Lay out every line of the entries below as a JSON list of strings, with one string per line and no blank lines.

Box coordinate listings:
____________________
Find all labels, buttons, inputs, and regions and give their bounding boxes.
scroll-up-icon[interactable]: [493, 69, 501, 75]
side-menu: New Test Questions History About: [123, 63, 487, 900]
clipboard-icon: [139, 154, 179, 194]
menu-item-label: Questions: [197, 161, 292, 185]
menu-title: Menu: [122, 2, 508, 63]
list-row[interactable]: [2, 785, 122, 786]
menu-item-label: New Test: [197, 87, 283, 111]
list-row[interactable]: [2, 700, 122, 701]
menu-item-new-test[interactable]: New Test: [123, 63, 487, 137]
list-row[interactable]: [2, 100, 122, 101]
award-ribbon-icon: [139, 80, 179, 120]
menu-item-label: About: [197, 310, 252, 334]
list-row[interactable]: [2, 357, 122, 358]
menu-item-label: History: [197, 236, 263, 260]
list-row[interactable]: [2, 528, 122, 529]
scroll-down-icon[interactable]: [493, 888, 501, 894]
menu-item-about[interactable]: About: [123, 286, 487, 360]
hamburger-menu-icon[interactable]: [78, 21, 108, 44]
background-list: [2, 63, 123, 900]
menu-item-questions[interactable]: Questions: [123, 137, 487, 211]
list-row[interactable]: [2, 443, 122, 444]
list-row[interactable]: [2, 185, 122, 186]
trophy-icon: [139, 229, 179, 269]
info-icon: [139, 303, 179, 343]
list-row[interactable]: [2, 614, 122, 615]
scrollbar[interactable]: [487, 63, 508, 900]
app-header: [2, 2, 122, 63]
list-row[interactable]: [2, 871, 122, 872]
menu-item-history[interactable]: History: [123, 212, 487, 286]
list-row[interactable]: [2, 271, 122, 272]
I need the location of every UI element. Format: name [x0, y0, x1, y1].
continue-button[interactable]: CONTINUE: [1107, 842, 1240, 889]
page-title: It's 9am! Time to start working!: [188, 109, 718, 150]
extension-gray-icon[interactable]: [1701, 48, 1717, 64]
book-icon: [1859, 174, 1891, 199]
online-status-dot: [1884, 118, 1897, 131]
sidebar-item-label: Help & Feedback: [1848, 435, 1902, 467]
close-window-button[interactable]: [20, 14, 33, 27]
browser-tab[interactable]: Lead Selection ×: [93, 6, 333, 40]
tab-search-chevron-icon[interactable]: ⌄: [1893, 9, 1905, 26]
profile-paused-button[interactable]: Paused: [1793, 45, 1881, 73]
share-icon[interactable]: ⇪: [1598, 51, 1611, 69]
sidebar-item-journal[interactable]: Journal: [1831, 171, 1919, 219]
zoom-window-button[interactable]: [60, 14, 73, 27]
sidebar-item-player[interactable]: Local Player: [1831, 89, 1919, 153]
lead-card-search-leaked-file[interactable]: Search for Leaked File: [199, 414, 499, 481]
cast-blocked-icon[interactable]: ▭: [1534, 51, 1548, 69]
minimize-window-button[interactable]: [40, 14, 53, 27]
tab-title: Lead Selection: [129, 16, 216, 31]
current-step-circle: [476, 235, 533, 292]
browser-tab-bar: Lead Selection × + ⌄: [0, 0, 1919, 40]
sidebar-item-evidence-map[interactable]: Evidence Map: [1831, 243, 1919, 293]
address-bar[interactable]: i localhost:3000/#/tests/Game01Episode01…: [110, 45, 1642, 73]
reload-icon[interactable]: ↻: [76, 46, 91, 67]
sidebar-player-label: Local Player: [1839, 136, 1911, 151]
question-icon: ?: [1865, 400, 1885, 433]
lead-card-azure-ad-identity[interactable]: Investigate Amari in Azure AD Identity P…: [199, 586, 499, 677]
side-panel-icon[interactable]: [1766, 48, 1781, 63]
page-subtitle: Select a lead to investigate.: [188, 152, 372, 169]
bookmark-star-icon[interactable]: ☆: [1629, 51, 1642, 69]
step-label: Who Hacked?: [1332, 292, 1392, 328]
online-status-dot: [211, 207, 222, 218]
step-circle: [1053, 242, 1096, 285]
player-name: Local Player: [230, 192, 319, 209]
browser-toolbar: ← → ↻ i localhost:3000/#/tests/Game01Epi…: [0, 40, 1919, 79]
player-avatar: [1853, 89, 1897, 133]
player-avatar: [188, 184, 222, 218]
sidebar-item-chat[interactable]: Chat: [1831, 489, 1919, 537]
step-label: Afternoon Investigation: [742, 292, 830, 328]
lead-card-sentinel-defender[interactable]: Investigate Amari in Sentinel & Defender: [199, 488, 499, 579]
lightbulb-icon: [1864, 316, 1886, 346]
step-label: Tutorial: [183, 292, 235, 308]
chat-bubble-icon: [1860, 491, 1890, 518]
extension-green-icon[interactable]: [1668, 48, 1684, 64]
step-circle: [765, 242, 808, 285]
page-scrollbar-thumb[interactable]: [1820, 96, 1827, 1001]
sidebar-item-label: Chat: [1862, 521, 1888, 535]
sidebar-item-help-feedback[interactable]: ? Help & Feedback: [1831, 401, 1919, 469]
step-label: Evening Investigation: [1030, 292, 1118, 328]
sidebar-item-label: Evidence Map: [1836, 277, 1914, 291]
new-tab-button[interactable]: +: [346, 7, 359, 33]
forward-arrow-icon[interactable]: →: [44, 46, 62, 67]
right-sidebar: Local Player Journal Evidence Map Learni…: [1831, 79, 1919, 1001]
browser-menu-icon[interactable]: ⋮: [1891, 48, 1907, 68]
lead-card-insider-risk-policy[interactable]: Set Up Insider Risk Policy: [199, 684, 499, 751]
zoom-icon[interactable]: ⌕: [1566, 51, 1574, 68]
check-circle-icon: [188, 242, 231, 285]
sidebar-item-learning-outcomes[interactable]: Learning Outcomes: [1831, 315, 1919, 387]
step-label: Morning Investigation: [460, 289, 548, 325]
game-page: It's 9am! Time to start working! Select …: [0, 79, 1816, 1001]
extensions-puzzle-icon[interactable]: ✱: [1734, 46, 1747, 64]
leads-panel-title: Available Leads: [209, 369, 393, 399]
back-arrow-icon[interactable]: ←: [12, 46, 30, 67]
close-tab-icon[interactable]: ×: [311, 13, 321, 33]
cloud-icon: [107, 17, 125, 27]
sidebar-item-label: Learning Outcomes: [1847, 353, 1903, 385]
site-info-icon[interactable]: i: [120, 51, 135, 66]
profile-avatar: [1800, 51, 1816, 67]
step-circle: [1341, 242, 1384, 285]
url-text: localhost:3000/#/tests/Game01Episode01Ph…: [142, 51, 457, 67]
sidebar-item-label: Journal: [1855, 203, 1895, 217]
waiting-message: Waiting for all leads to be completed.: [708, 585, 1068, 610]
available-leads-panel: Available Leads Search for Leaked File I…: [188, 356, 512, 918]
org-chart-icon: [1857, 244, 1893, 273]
____________________
ANSWER TO THIS PROBLEM =>
[
  "Find all labels, buttons, inputs, and regions and give their bounding boxes.",
  "scroll-up-icon[interactable]: [493, 69, 501, 75]",
  "side-menu: New Test Questions History About: [123, 63, 487, 900]",
  "clipboard-icon: [139, 154, 179, 194]",
  "menu-item-label: Questions: [197, 161, 292, 185]",
  "menu-title: Menu: [122, 2, 508, 63]",
  "list-row[interactable]: [2, 785, 122, 786]",
  "menu-item-label: New Test: [197, 87, 283, 111]",
  "list-row[interactable]: [2, 700, 122, 701]",
  "menu-item-new-test[interactable]: New Test: [123, 63, 487, 137]",
  "list-row[interactable]: [2, 100, 122, 101]",
  "award-ribbon-icon: [139, 80, 179, 120]",
  "menu-item-label: About: [197, 310, 252, 334]",
  "list-row[interactable]: [2, 357, 122, 358]",
  "menu-item-label: History: [197, 236, 263, 260]",
  "list-row[interactable]: [2, 528, 122, 529]",
  "scroll-down-icon[interactable]: [493, 888, 501, 894]",
  "menu-item-about[interactable]: About: [123, 286, 487, 360]",
  "hamburger-menu-icon[interactable]: [78, 21, 108, 44]",
  "background-list: [2, 63, 123, 900]",
  "menu-item-questions[interactable]: Questions: [123, 137, 487, 211]",
  "list-row[interactable]: [2, 443, 122, 444]",
  "list-row[interactable]: [2, 185, 122, 186]",
  "trophy-icon: [139, 229, 179, 269]",
  "info-icon: [139, 303, 179, 343]",
  "list-row[interactable]: [2, 614, 122, 615]",
  "scrollbar[interactable]: [487, 63, 508, 900]",
  "app-header: [2, 2, 122, 63]",
  "list-row[interactable]: [2, 871, 122, 872]",
  "menu-item-history[interactable]: History: [123, 212, 487, 286]",
  "list-row[interactable]: [2, 271, 122, 272]",
  "I need the location of every UI element. Format: name [x0, y0, x1, y1].",
  "continue-button[interactable]: CONTINUE: [1107, 842, 1240, 889]",
  "page-title: It's 9am! Time to start working!: [188, 109, 718, 150]",
  "extension-gray-icon[interactable]: [1701, 48, 1717, 64]",
  "book-icon: [1859, 174, 1891, 199]",
  "online-status-dot: [1884, 118, 1897, 131]",
  "sidebar-item-label: Help & Feedback: [1848, 435, 1902, 467]",
  "close-window-button[interactable]: [20, 14, 33, 27]",
  "browser-tab[interactable]: Lead Selection ×: [93, 6, 333, 40]",
  "tab-search-chevron-icon[interactable]: ⌄: [1893, 9, 1905, 26]",
  "profile-paused-button[interactable]: Paused: [1793, 45, 1881, 73]",
  "share-icon[interactable]: ⇪: [1598, 51, 1611, 69]",
  "sidebar-item-journal[interactable]: Journal: [1831, 171, 1919, 219]",
  "zoom-window-button[interactable]: [60, 14, 73, 27]",
  "sidebar-item-player[interactable]: Local Player: [1831, 89, 1919, 153]",
  "lead-card-search-leaked-file[interactable]: Search for Leaked File: [199, 414, 499, 481]",
  "cast-blocked-icon[interactable]: ▭: [1534, 51, 1548, 69]",
  "minimize-window-button[interactable]: [40, 14, 53, 27]",
  "tab-title: Lead Selection: [129, 16, 216, 31]",
  "current-step-circle: [476, 235, 533, 292]",
  "browser-tab-bar: Lead Selection × + ⌄: [0, 0, 1919, 40]",
  "sidebar-item-evidence-map[interactable]: Evidence Map: [1831, 243, 1919, 293]",
  "address-bar[interactable]: i localhost:3000/#/tests/Game01Episode01…: [110, 45, 1642, 73]",
  "reload-icon[interactable]: ↻: [76, 46, 91, 67]",
  "sidebar-player-label: Local Player: [1839, 136, 1911, 151]",
  "question-icon: ?: [1865, 400, 1885, 433]",
  "lead-card-azure-ad-identity[interactable]: Investigate Amari in Azure AD Identity P…: [199, 586, 499, 677]",
  "side-panel-icon[interactable]: [1766, 48, 1781, 63]",
  "page-subtitle: Select a lead to investigate.: [188, 152, 372, 169]",
  "bookmark-star-icon[interactable]: ☆: [1629, 51, 1642, 69]",
  "step-label: Who Hacked?: [1332, 292, 1392, 328]",
  "online-status-dot: [211, 207, 222, 218]",
  "step-circle: [1053, 242, 1096, 285]",
  "player-name: Local Player: [230, 192, 319, 209]",
  "browser-toolbar: ← → ↻ i localhost:3000/#/tests/Game01Epi…: [0, 40, 1919, 79]",
  "player-avatar: [1853, 89, 1897, 133]",
  "player-avatar: [188, 184, 222, 218]",
  "sidebar-item-chat[interactable]: Chat: [1831, 489, 1919, 537]",
  "step-label: Afternoon Investigation: [742, 292, 830, 328]",
  "lead-card-sentinel-defender[interactable]: Investigate Amari in Sentinel & Defender: [199, 488, 499, 579]",
  "lightbulb-icon: [1864, 316, 1886, 346]",
  "step-label: Tutorial: [183, 292, 235, 308]",
  "chat-bubble-icon: [1860, 491, 1890, 518]",
  "extension-green-icon[interactable]: [1668, 48, 1684, 64]",
  "step-circle: [765, 242, 808, 285]",
  "page-scrollbar-thumb[interactable]: [1820, 96, 1827, 1001]",
  "sidebar-item-label: Chat: [1862, 521, 1888, 535]",
  "sidebar-item-help-feedback[interactable]: ? Help & Feedback: [1831, 401, 1919, 469]",
  "step-label: Evening Investigation: [1030, 292, 1118, 328]",
  "sidebar-item-label: Evidence Map: [1836, 277, 1914, 291]",
  "new-tab-button[interactable]: +: [346, 7, 359, 33]",
  "forward-arrow-icon[interactable]: →: [44, 46, 62, 67]",
  "right-sidebar: Local Player Journal Evidence Map Learni…: [1831, 79, 1919, 1001]",
  "browser-menu-icon[interactable]: ⋮: [1891, 48, 1907, 68]",
  "lead-card-insider-risk-policy[interactable]: Set Up Insider Risk Policy: [199, 684, 499, 751]",
  "zoom-icon[interactable]: ⌕: [1566, 51, 1574, 68]",
  "check-circle-icon: [188, 242, 231, 285]",
  "sidebar-item-learning-outcomes[interactable]: Learning Outcomes: [1831, 315, 1919, 387]",
  "step-label: Morning Investigation: [460, 289, 548, 325]",
  "game-page: It's 9am! Time to start working! Select …: [0, 79, 1816, 1001]",
  "extensions-puzzle-icon[interactable]: ✱: [1734, 46, 1747, 64]",
  "leads-panel-title: Available Leads: [209, 369, 393, 399]",
  "back-arrow-icon[interactable]: ←: [12, 46, 30, 67]",
  "close-tab-icon[interactable]: ×: [311, 13, 321, 33]",
  "cloud-icon: [107, 17, 125, 27]",
  "sidebar-item-label: Learning Outcomes: [1847, 353, 1903, 385]",
  "site-info-icon[interactable]: i: [120, 51, 135, 66]",
  "profile-avatar: [1800, 51, 1816, 67]",
  "step-circle: [1341, 242, 1384, 285]",
  "url-text: localhost:3000/#/tests/Game01Episode01Ph…: [142, 51, 457, 67]",
  "sidebar-item-label: Journal: [1855, 203, 1895, 217]",
  "waiting-message: Waiting for all leads to be completed.: [708, 585, 1068, 610]",
  "available-leads-panel: Available Leads Search for Leaked File I…: [188, 356, 512, 918]",
  "org-chart-icon: [1857, 244, 1893, 273]"
]